→ **STATED TASK**
Write the entries out again exactly as they stand, but without the pictures.

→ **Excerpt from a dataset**
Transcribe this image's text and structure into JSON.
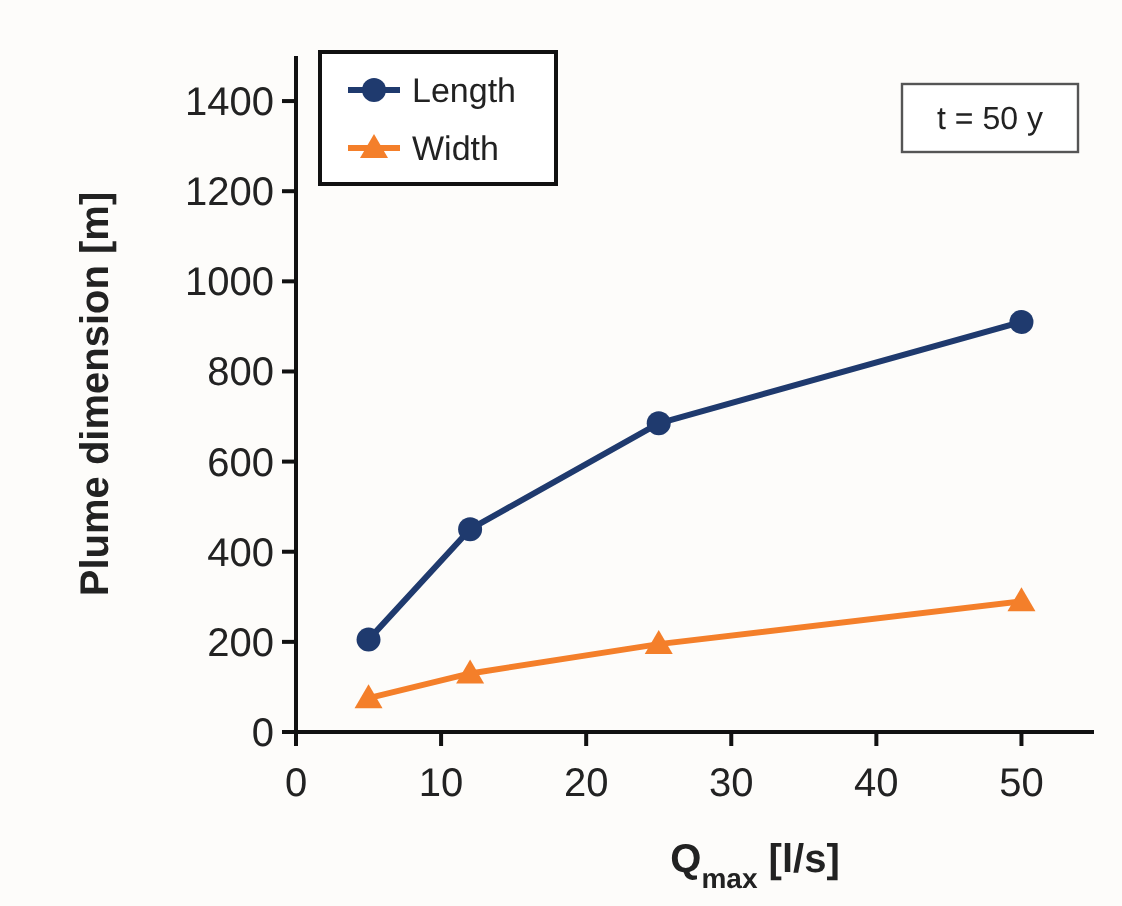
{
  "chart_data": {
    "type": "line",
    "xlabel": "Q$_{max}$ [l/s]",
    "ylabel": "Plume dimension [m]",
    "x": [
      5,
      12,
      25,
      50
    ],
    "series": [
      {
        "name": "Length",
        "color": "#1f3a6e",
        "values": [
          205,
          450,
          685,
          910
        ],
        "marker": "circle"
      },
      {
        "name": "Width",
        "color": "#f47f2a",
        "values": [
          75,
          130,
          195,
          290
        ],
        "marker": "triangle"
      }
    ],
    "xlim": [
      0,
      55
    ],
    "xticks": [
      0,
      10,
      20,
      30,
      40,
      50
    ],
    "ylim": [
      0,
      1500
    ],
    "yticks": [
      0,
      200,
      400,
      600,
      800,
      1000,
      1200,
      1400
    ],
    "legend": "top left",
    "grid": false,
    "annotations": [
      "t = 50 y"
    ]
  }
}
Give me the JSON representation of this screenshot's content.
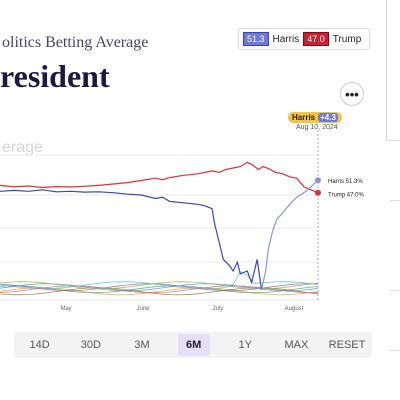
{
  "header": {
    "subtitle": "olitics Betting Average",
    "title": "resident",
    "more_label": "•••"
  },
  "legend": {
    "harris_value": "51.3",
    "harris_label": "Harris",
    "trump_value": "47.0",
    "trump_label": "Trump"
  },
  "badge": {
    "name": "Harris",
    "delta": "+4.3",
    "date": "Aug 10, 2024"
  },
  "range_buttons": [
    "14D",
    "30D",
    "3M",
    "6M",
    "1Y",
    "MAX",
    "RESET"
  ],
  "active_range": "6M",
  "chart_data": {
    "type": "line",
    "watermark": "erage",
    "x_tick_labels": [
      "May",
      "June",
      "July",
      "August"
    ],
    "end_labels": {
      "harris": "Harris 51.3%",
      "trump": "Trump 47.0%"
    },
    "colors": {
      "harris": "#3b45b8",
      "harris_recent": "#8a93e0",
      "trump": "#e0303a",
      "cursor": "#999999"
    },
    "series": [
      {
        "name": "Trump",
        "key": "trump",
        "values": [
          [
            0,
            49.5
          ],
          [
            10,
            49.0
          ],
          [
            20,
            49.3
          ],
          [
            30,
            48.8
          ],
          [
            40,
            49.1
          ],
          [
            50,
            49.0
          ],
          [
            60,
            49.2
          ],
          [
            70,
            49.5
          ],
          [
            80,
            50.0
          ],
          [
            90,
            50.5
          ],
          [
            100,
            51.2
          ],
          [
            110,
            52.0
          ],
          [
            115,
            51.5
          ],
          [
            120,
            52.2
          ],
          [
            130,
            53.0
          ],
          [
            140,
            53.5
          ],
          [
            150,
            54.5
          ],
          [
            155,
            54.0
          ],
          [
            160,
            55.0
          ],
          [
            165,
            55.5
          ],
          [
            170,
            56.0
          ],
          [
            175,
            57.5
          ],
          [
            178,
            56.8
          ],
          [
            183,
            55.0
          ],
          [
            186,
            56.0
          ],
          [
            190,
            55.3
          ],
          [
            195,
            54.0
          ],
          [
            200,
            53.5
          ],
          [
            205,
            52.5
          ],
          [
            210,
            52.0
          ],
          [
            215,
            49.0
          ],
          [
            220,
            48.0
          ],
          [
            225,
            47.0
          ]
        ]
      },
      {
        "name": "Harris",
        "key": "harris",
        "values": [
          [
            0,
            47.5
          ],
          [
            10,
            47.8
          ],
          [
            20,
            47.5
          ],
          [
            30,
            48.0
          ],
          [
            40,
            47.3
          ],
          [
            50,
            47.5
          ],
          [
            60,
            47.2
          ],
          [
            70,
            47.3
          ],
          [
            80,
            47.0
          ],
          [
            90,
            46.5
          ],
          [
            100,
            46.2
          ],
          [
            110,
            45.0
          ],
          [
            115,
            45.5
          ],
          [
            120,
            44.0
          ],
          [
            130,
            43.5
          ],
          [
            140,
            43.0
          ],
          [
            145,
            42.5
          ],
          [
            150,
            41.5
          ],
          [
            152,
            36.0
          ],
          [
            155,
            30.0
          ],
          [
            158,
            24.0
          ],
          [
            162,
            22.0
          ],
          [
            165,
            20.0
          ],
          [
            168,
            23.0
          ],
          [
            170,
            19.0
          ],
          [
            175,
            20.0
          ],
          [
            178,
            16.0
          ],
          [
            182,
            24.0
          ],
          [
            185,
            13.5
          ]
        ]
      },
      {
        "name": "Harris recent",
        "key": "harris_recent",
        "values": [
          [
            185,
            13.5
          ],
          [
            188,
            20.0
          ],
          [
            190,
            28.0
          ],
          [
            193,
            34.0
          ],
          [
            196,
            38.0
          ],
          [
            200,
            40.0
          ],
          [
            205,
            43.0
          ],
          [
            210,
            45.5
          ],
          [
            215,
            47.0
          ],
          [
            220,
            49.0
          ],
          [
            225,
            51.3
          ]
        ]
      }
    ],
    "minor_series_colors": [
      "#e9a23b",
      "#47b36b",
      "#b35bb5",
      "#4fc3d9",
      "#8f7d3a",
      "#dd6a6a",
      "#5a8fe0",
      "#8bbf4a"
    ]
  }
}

→ **REPLY**
Transcribe this image's text and structure into JSON.
{
  "chart_data": {
    "type": "line",
    "xlabel": "Q$_{max}$ [l/s]",
    "ylabel": "Plume dimension [m]",
    "x": [
      5,
      12,
      25,
      50
    ],
    "series": [
      {
        "name": "Length",
        "color": "#1f3a6e",
        "values": [
          205,
          450,
          685,
          910
        ],
        "marker": "circle"
      },
      {
        "name": "Width",
        "color": "#f47f2a",
        "values": [
          75,
          130,
          195,
          290
        ],
        "marker": "triangle"
      }
    ],
    "xlim": [
      0,
      55
    ],
    "xticks": [
      0,
      10,
      20,
      30,
      40,
      50
    ],
    "ylim": [
      0,
      1500
    ],
    "yticks": [
      0,
      200,
      400,
      600,
      800,
      1000,
      1200,
      1400
    ],
    "legend": "top left",
    "grid": false,
    "annotations": [
      "t = 50 y"
    ]
  }
}
Give me the JSON representation of this screenshot's content.
{
  "header": {
    "subtitle": "olitics Betting Average",
    "title": "resident",
    "more_label": "•••"
  },
  "legend": {
    "harris_value": "51.3",
    "harris_label": "Harris",
    "trump_value": "47.0",
    "trump_label": "Trump"
  },
  "badge": {
    "name": "Harris",
    "delta": "+4.3",
    "date": "Aug 10, 2024"
  },
  "range_buttons": [
    "14D",
    "30D",
    "3M",
    "6M",
    "1Y",
    "MAX",
    "RESET"
  ],
  "active_range": "6M",
  "chart_data": {
    "type": "line",
    "watermark": "erage",
    "x_tick_labels": [
      "May",
      "June",
      "July",
      "August"
    ],
    "end_labels": {
      "harris": "Harris 51.3%",
      "trump": "Trump 47.0%"
    },
    "colors": {
      "harris": "#3b45b8",
      "harris_recent": "#8a93e0",
      "trump": "#e0303a",
      "cursor": "#999999"
    },
    "series": [
      {
        "name": "Trump",
        "key": "trump",
        "values": [
          [
            0,
            49.5
          ],
          [
            10,
            49.0
          ],
          [
            20,
            49.3
          ],
          [
            30,
            48.8
          ],
          [
            40,
            49.1
          ],
          [
            50,
            49.0
          ],
          [
            60,
            49.2
          ],
          [
            70,
            49.5
          ],
          [
            80,
            50.0
          ],
          [
            90,
            50.5
          ],
          [
            100,
            51.2
          ],
          [
            110,
            52.0
          ],
          [
            115,
            51.5
          ],
          [
            120,
            52.2
          ],
          [
            130,
            53.0
          ],
          [
            140,
            53.5
          ],
          [
            150,
            54.5
          ],
          [
            155,
            54.0
          ],
          [
            160,
            55.0
          ],
          [
            165,
            55.5
          ],
          [
            170,
            56.0
          ],
          [
            175,
            57.5
          ],
          [
            178,
            56.8
          ],
          [
            183,
            55.0
          ],
          [
            186,
            56.0
          ],
          [
            190,
            55.3
          ],
          [
            195,
            54.0
          ],
          [
            200,
            53.5
          ],
          [
            205,
            52.5
          ],
          [
            210,
            52.0
          ],
          [
            215,
            49.0
          ],
          [
            220,
            48.0
          ],
          [
            225,
            47.0
          ]
        ]
      },
      {
        "name": "Harris",
        "key": "harris",
        "values": [
          [
            0,
            47.5
          ],
          [
            10,
            47.8
          ],
          [
            20,
            47.5
          ],
          [
            30,
            48.0
          ],
          [
            40,
            47.3
          ],
          [
            50,
            47.5
          ],
          [
            60,
            47.2
          ],
          [
            70,
            47.3
          ],
          [
            80,
            47.0
          ],
          [
            90,
            46.5
          ],
          [
            100,
            46.2
          ],
          [
            110,
            45.0
          ],
          [
            115,
            45.5
          ],
          [
            120,
            44.0
          ],
          [
            130,
            43.5
          ],
          [
            140,
            43.0
          ],
          [
            145,
            42.5
          ],
          [
            150,
            41.5
          ],
          [
            152,
            36.0
          ],
          [
            155,
            30.0
          ],
          [
            158,
            24.0
          ],
          [
            162,
            22.0
          ],
          [
            165,
            20.0
          ],
          [
            168,
            23.0
          ],
          [
            170,
            19.0
          ],
          [
            175,
            20.0
          ],
          [
            178,
            16.0
          ],
          [
            182,
            24.0
          ],
          [
            185,
            13.5
          ]
        ]
      },
      {
        "name": "Harris recent",
        "key": "harris_recent",
        "values": [
          [
            185,
            13.5
          ],
          [
            188,
            20.0
          ],
          [
            190,
            28.0
          ],
          [
            193,
            34.0
          ],
          [
            196,
            38.0
          ],
          [
            200,
            40.0
          ],
          [
            205,
            43.0
          ],
          [
            210,
            45.5
          ],
          [
            215,
            47.0
          ],
          [
            220,
            49.0
          ],
          [
            225,
            51.3
          ]
        ]
      }
    ],
    "minor_series_colors": [
      "#e9a23b",
      "#47b36b",
      "#b35bb5",
      "#4fc3d9",
      "#8f7d3a",
      "#dd6a6a",
      "#5a8fe0",
      "#8bbf4a"
    ]
  }
}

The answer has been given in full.